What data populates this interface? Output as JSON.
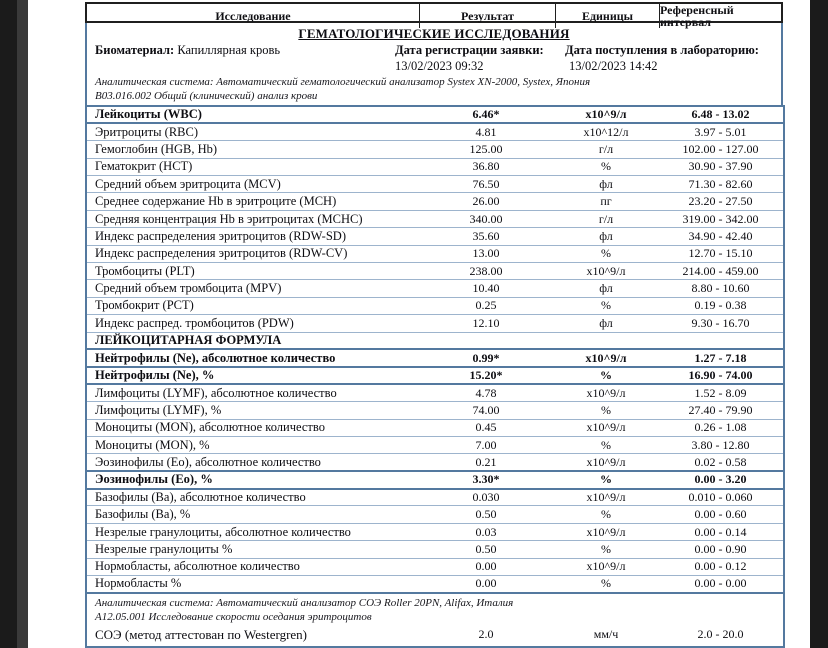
{
  "colors": {
    "table_border_blue": "#54799f",
    "row_separator_blue": "#9db4cd",
    "header_border_black": "#1f1f1f",
    "side_strip_black": "#1b1b1b",
    "side_strip_gray": "#3a3a3a"
  },
  "table": {
    "columns": [
      "Исследование",
      "Результат",
      "Единицы",
      "Референсный интервал"
    ]
  },
  "report": {
    "section_title": "ГЕМАТОЛОГИЧЕСКИЕ ИССЛЕДОВАНИЯ",
    "biomaterial_label": "Биоматериал:",
    "biomaterial_value": "Капиллярная кровь",
    "registration_label": "Дата регистрации заявки:",
    "registration_value": "13/02/2023 09:32",
    "received_label": "Дата поступления в лабораторию:",
    "received_value": "13/02/2023 14:42",
    "analyzer_note_1": "Аналитическая система: Автоматический гематологический анализатор Systex XN-2000, Systex, Япония",
    "analyzer_note_2": "В03.016.002 Общий (клинический) анализ крови"
  },
  "rows": [
    {
      "type": "test",
      "name": "Лейкоциты (WBC)",
      "result": "6.46*",
      "units": "x10^9/л",
      "ref": "6.48 - 13.02",
      "abnormal": true
    },
    {
      "type": "test",
      "name": "Эритроциты (RBC)",
      "result": "4.81",
      "units": "x10^12/л",
      "ref": "3.97 - 5.01"
    },
    {
      "type": "test",
      "name": "Гемоглобин (HGB, Hb)",
      "result": "125.00",
      "units": "г/л",
      "ref": "102.00 - 127.00"
    },
    {
      "type": "test",
      "name": "Гематокрит (HCT)",
      "result": "36.80",
      "units": "%",
      "ref": "30.90 - 37.90"
    },
    {
      "type": "test",
      "name": "Средний объем эритроцита (MCV)",
      "result": "76.50",
      "units": "фл",
      "ref": "71.30 - 82.60"
    },
    {
      "type": "test",
      "name": "Среднее содержание Hb в эритроците (MCH)",
      "result": "26.00",
      "units": "пг",
      "ref": "23.20 - 27.50"
    },
    {
      "type": "test",
      "name": "Средняя концентрация Hb в эритроцитах (MCHC)",
      "result": "340.00",
      "units": "г/л",
      "ref": "319.00 - 342.00"
    },
    {
      "type": "test",
      "name": "Индекс распределения эритроцитов (RDW-SD)",
      "result": "35.60",
      "units": "фл",
      "ref": "34.90 - 42.40"
    },
    {
      "type": "test",
      "name": "Индекс распределения эритроцитов (RDW-CV)",
      "result": "13.00",
      "units": "%",
      "ref": "12.70 - 15.10"
    },
    {
      "type": "test",
      "name": "Тромбоциты (PLT)",
      "result": "238.00",
      "units": "x10^9/л",
      "ref": "214.00 - 459.00"
    },
    {
      "type": "test",
      "name": "Средний объем тромбоцита (MPV)",
      "result": "10.40",
      "units": "фл",
      "ref": "8.80 - 10.60"
    },
    {
      "type": "test",
      "name": "Тромбокрит (PCT)",
      "result": "0.25",
      "units": "%",
      "ref": "0.19 - 0.38"
    },
    {
      "type": "test",
      "name": "Индекс распред. тромбоцитов (PDW)",
      "result": "12.10",
      "units": "фл",
      "ref": "9.30 - 16.70"
    },
    {
      "type": "section",
      "name": "ЛЕЙКОЦИТАРНАЯ ФОРМУЛА"
    },
    {
      "type": "test",
      "name": "Нейтрофилы (Ne), абсолютное количество",
      "result": "0.99*",
      "units": "x10^9/л",
      "ref": "1.27 - 7.18",
      "abnormal": true
    },
    {
      "type": "test",
      "name": "Нейтрофилы (Ne), %",
      "result": "15.20*",
      "units": "%",
      "ref": "16.90 - 74.00",
      "abnormal": true
    },
    {
      "type": "test",
      "name": "Лимфоциты (LYMF), абсолютное количество",
      "result": "4.78",
      "units": "x10^9/л",
      "ref": "1.52 - 8.09"
    },
    {
      "type": "test",
      "name": "Лимфоциты (LYMF), %",
      "result": "74.00",
      "units": "%",
      "ref": "27.40 - 79.90"
    },
    {
      "type": "test",
      "name": "Моноциты (MON), абсолютное количество",
      "result": "0.45",
      "units": "x10^9/л",
      "ref": "0.26 - 1.08"
    },
    {
      "type": "test",
      "name": "Моноциты (MON), %",
      "result": "7.00",
      "units": "%",
      "ref": "3.80 - 12.80"
    },
    {
      "type": "test",
      "name": "Эозинофилы (Eo), абсолютное количество",
      "result": "0.21",
      "units": "x10^9/л",
      "ref": "0.02 - 0.58"
    },
    {
      "type": "test",
      "name": "Эозинофилы (Eo), %",
      "result": "3.30*",
      "units": "%",
      "ref": "0.00 - 3.20",
      "abnormal": true
    },
    {
      "type": "test",
      "name": "Базофилы (Ba), абсолютное количество",
      "result": "0.030",
      "units": "x10^9/л",
      "ref": "0.010 - 0.060"
    },
    {
      "type": "test",
      "name": "Базофилы (Ba), %",
      "result": "0.50",
      "units": "%",
      "ref": "0.00 - 0.60"
    },
    {
      "type": "test",
      "name": "Незрелые гранулоциты, абсолютное количество",
      "result": "0.03",
      "units": "x10^9/л",
      "ref": "0.00 - 0.14"
    },
    {
      "type": "test",
      "name": "Незрелые гранулоциты %",
      "result": "0.50",
      "units": "%",
      "ref": "0.00 - 0.90"
    },
    {
      "type": "test",
      "name": "Нормобласты, абсолютное количество",
      "result": "0.00",
      "units": "x10^9/л",
      "ref": "0.00 - 0.12"
    },
    {
      "type": "test",
      "name": "Нормобласты %",
      "result": "0.00",
      "units": "%",
      "ref": "0.00 - 0.00"
    },
    {
      "type": "note",
      "lines": [
        "Аналитическая система: Автоматический анализатор СОЭ Roller 20PN, Alifax, Италия",
        "А12.05.001 Исследование скорости оседания эритроцитов"
      ]
    },
    {
      "type": "esr",
      "name": "СОЭ (метод аттестован по Westergren)",
      "result": "2.0",
      "units": "мм/ч",
      "ref": "2.0 - 20.0"
    }
  ]
}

------

- **WHAT NEEDS TO BE DONE**:
Copy all of the entries verbatim, leaving out any pictures they contain.

- **REPLY TO THE EXERCISE**:
What data populates this interface? Output as JSON.
{
  "colors": {
    "table_border_blue": "#54799f",
    "row_separator_blue": "#9db4cd",
    "header_border_black": "#1f1f1f",
    "side_strip_black": "#1b1b1b",
    "side_strip_gray": "#3a3a3a"
  },
  "table": {
    "columns": [
      "Исследование",
      "Результат",
      "Единицы",
      "Референсный интервал"
    ]
  },
  "report": {
    "section_title": "ГЕМАТОЛОГИЧЕСКИЕ ИССЛЕДОВАНИЯ",
    "biomaterial_label": "Биоматериал:",
    "biomaterial_value": "Капиллярная кровь",
    "registration_label": "Дата регистрации заявки:",
    "registration_value": "13/02/2023 09:32",
    "received_label": "Дата поступления в лабораторию:",
    "received_value": "13/02/2023 14:42",
    "analyzer_note_1": "Аналитическая система: Автоматический гематологический анализатор Systex XN-2000, Systex, Япония",
    "analyzer_note_2": "В03.016.002 Общий (клинический) анализ крови"
  },
  "rows": [
    {
      "type": "test",
      "name": "Лейкоциты (WBC)",
      "result": "6.46*",
      "units": "x10^9/л",
      "ref": "6.48 - 13.02",
      "abnormal": true
    },
    {
      "type": "test",
      "name": "Эритроциты (RBC)",
      "result": "4.81",
      "units": "x10^12/л",
      "ref": "3.97 - 5.01"
    },
    {
      "type": "test",
      "name": "Гемоглобин (HGB, Hb)",
      "result": "125.00",
      "units": "г/л",
      "ref": "102.00 - 127.00"
    },
    {
      "type": "test",
      "name": "Гематокрит (HCT)",
      "result": "36.80",
      "units": "%",
      "ref": "30.90 - 37.90"
    },
    {
      "type": "test",
      "name": "Средний объем эритроцита (MCV)",
      "result": "76.50",
      "units": "фл",
      "ref": "71.30 - 82.60"
    },
    {
      "type": "test",
      "name": "Среднее содержание Hb в эритроците (MCH)",
      "result": "26.00",
      "units": "пг",
      "ref": "23.20 - 27.50"
    },
    {
      "type": "test",
      "name": "Средняя концентрация Hb в эритроцитах (MCHC)",
      "result": "340.00",
      "units": "г/л",
      "ref": "319.00 - 342.00"
    },
    {
      "type": "test",
      "name": "Индекс распределения эритроцитов (RDW-SD)",
      "result": "35.60",
      "units": "фл",
      "ref": "34.90 - 42.40"
    },
    {
      "type": "test",
      "name": "Индекс распределения эритроцитов (RDW-CV)",
      "result": "13.00",
      "units": "%",
      "ref": "12.70 - 15.10"
    },
    {
      "type": "test",
      "name": "Тромбоциты (PLT)",
      "result": "238.00",
      "units": "x10^9/л",
      "ref": "214.00 - 459.00"
    },
    {
      "type": "test",
      "name": "Средний объем тромбоцита (MPV)",
      "result": "10.40",
      "units": "фл",
      "ref": "8.80 - 10.60"
    },
    {
      "type": "test",
      "name": "Тромбокрит (PCT)",
      "result": "0.25",
      "units": "%",
      "ref": "0.19 - 0.38"
    },
    {
      "type": "test",
      "name": "Индекс распред. тромбоцитов (PDW)",
      "result": "12.10",
      "units": "фл",
      "ref": "9.30 - 16.70"
    },
    {
      "type": "section",
      "name": "ЛЕЙКОЦИТАРНАЯ ФОРМУЛА"
    },
    {
      "type": "test",
      "name": "Нейтрофилы (Ne), абсолютное количество",
      "result": "0.99*",
      "units": "x10^9/л",
      "ref": "1.27 - 7.18",
      "abnormal": true
    },
    {
      "type": "test",
      "name": "Нейтрофилы (Ne), %",
      "result": "15.20*",
      "units": "%",
      "ref": "16.90 - 74.00",
      "abnormal": true
    },
    {
      "type": "test",
      "name": "Лимфоциты (LYMF), абсолютное количество",
      "result": "4.78",
      "units": "x10^9/л",
      "ref": "1.52 - 8.09"
    },
    {
      "type": "test",
      "name": "Лимфоциты (LYMF), %",
      "result": "74.00",
      "units": "%",
      "ref": "27.40 - 79.90"
    },
    {
      "type": "test",
      "name": "Моноциты (MON), абсолютное количество",
      "result": "0.45",
      "units": "x10^9/л",
      "ref": "0.26 - 1.08"
    },
    {
      "type": "test",
      "name": "Моноциты (MON), %",
      "result": "7.00",
      "units": "%",
      "ref": "3.80 - 12.80"
    },
    {
      "type": "test",
      "name": "Эозинофилы (Eo), абсолютное количество",
      "result": "0.21",
      "units": "x10^9/л",
      "ref": "0.02 - 0.58"
    },
    {
      "type": "test",
      "name": "Эозинофилы (Eo), %",
      "result": "3.30*",
      "units": "%",
      "ref": "0.00 - 3.20",
      "abnormal": true
    },
    {
      "type": "test",
      "name": "Базофилы (Ba), абсолютное количество",
      "result": "0.030",
      "units": "x10^9/л",
      "ref": "0.010 - 0.060"
    },
    {
      "type": "test",
      "name": "Базофилы (Ba), %",
      "result": "0.50",
      "units": "%",
      "ref": "0.00 - 0.60"
    },
    {
      "type": "test",
      "name": "Незрелые гранулоциты, абсолютное количество",
      "result": "0.03",
      "units": "x10^9/л",
      "ref": "0.00 - 0.14"
    },
    {
      "type": "test",
      "name": "Незрелые гранулоциты %",
      "result": "0.50",
      "units": "%",
      "ref": "0.00 - 0.90"
    },
    {
      "type": "test",
      "name": "Нормобласты, абсолютное количество",
      "result": "0.00",
      "units": "x10^9/л",
      "ref": "0.00 - 0.12"
    },
    {
      "type": "test",
      "name": "Нормобласты %",
      "result": "0.00",
      "units": "%",
      "ref": "0.00 - 0.00"
    },
    {
      "type": "note",
      "lines": [
        "Аналитическая система: Автоматический анализатор СОЭ Roller 20PN, Alifax, Италия",
        "А12.05.001 Исследование скорости оседания эритроцитов"
      ]
    },
    {
      "type": "esr",
      "name": "СОЭ (метод аттестован по Westergren)",
      "result": "2.0",
      "units": "мм/ч",
      "ref": "2.0 - 20.0"
    }
  ]
}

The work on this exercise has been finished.